* _What is asked_: Examine the entries and show every line in which the word "Российской" is found.
****************************************
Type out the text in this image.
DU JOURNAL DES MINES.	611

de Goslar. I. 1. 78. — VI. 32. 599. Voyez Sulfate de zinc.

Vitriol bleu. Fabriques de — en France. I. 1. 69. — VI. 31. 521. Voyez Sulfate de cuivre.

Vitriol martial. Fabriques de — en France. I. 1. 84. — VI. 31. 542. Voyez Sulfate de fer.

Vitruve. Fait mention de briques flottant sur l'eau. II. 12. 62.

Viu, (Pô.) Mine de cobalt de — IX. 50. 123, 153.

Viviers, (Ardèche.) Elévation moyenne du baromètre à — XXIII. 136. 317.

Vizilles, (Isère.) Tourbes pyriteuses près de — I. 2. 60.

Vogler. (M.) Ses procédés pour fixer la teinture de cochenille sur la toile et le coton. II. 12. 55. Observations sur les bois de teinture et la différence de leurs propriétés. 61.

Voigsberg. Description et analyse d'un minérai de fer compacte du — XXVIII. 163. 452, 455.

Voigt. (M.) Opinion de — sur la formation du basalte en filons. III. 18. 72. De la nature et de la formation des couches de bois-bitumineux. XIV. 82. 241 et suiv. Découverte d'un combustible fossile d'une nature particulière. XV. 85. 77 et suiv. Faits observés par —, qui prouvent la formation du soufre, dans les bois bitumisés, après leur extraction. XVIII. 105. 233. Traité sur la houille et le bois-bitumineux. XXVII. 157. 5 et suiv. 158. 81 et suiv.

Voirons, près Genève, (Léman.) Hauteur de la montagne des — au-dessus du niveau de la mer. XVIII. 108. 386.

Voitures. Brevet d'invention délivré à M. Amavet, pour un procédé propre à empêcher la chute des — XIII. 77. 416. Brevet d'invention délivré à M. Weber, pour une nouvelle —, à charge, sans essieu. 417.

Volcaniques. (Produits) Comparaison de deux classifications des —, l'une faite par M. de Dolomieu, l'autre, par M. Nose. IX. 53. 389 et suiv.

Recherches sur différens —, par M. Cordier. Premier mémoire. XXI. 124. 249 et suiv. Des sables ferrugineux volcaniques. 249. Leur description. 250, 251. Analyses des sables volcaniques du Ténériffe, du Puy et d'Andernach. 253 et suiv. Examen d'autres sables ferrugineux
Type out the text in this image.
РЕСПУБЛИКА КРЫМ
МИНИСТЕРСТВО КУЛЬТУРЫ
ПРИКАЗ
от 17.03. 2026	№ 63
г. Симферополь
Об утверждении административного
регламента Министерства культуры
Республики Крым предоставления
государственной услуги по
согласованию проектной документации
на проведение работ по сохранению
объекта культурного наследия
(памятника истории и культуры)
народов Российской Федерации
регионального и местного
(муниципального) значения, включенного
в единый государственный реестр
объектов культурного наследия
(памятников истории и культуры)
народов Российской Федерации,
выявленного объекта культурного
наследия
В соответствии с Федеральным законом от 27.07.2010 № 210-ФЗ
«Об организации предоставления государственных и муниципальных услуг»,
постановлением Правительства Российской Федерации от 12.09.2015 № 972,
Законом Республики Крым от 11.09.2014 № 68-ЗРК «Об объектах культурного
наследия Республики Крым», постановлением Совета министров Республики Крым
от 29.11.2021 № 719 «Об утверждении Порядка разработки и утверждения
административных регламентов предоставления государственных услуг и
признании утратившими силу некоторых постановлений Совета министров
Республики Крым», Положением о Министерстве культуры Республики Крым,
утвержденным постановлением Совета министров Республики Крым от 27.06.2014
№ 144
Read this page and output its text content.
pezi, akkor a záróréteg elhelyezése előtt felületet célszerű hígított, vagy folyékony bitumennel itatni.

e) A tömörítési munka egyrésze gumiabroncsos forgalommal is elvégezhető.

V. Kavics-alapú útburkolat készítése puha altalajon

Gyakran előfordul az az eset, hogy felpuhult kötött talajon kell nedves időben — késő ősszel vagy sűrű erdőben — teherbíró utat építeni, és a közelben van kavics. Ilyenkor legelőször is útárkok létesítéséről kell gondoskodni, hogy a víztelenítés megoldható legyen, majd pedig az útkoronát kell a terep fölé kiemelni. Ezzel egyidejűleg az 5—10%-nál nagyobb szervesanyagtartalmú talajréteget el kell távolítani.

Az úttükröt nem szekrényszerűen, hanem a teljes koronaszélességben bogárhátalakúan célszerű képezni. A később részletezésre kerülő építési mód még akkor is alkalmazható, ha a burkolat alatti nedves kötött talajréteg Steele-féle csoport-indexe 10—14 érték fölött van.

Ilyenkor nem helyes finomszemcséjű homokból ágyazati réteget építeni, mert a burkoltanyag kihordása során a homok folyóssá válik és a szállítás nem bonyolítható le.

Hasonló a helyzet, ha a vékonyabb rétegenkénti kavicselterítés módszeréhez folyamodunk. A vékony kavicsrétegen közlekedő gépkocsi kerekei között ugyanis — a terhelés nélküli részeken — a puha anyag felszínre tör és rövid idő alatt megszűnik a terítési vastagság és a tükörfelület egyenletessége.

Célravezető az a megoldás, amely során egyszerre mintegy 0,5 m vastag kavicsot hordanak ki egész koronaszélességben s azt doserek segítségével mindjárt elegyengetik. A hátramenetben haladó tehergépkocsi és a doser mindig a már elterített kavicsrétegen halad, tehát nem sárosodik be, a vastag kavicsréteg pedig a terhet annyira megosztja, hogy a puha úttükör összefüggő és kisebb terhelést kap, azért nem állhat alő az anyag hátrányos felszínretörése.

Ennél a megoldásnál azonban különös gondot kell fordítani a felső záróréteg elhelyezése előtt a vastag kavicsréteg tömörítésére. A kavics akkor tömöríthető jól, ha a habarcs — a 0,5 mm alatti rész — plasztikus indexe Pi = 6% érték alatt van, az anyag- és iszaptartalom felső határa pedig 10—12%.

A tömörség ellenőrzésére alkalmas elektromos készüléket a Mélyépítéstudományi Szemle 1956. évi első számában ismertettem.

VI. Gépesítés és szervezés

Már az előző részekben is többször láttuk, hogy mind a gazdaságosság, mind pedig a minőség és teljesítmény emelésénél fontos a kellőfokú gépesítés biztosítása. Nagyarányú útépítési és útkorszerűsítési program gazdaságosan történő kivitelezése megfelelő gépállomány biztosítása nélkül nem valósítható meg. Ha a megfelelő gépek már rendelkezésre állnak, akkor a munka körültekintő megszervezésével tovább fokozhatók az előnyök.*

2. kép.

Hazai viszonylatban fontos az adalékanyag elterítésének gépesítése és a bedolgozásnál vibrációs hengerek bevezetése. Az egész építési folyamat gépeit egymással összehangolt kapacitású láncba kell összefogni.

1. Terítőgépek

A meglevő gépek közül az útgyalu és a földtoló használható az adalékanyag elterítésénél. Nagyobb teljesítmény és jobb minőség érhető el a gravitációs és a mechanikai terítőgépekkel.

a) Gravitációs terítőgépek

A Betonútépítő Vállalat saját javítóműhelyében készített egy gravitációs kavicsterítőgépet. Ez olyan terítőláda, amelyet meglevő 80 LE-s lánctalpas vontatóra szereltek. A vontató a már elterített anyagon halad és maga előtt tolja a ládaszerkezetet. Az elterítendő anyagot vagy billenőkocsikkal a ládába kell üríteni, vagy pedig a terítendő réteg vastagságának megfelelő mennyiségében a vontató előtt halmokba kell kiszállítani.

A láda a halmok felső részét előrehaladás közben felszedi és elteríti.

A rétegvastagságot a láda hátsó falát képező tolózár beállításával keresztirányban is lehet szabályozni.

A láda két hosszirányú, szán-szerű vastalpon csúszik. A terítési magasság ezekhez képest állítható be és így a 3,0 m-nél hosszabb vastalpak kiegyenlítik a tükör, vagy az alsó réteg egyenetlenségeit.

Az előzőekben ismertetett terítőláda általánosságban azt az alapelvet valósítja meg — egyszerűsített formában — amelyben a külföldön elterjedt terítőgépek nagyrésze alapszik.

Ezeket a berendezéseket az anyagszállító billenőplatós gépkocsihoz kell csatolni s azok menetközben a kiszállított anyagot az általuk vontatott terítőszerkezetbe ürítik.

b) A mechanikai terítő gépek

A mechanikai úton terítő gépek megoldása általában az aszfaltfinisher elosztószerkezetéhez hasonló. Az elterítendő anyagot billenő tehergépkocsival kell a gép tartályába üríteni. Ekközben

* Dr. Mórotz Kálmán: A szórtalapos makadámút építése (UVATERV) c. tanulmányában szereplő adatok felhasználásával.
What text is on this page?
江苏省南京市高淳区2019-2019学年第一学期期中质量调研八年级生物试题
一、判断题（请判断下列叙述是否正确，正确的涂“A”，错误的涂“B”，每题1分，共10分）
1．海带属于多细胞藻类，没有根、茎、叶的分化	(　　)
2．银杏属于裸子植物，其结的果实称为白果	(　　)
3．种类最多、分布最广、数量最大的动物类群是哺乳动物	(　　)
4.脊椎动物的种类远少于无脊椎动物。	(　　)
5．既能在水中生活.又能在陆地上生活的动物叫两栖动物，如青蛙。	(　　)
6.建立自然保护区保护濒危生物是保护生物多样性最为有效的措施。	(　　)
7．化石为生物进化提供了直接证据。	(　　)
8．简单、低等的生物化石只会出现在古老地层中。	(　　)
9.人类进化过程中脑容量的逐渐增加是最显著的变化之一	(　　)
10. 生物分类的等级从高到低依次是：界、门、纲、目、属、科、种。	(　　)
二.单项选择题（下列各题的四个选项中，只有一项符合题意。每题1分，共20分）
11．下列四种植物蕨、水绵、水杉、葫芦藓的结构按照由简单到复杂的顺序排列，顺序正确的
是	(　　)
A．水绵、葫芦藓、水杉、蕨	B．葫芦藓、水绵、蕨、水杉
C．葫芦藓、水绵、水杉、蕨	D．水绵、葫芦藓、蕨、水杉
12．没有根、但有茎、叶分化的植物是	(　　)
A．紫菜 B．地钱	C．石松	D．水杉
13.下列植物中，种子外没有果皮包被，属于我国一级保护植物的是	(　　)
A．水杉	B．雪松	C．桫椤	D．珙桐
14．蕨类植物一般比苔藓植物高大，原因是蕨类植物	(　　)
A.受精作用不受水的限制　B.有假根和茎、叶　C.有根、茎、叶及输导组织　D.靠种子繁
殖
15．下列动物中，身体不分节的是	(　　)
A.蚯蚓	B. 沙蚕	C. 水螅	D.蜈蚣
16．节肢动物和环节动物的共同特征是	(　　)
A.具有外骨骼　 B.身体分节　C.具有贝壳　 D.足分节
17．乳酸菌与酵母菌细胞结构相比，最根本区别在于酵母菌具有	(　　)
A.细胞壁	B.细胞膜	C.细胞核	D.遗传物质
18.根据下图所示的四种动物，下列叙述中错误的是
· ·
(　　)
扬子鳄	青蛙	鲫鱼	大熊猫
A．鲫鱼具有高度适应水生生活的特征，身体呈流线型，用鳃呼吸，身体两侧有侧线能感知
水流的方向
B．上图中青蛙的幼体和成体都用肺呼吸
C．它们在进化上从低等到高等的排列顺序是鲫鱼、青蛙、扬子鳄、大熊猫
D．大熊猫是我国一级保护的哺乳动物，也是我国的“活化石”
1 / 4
****************************************
* _Exercise answer_:
народов Российской Федерации
народов Российской Федерации,
постановлением Правительства Российской Федерации от 12.09.2015 № 972,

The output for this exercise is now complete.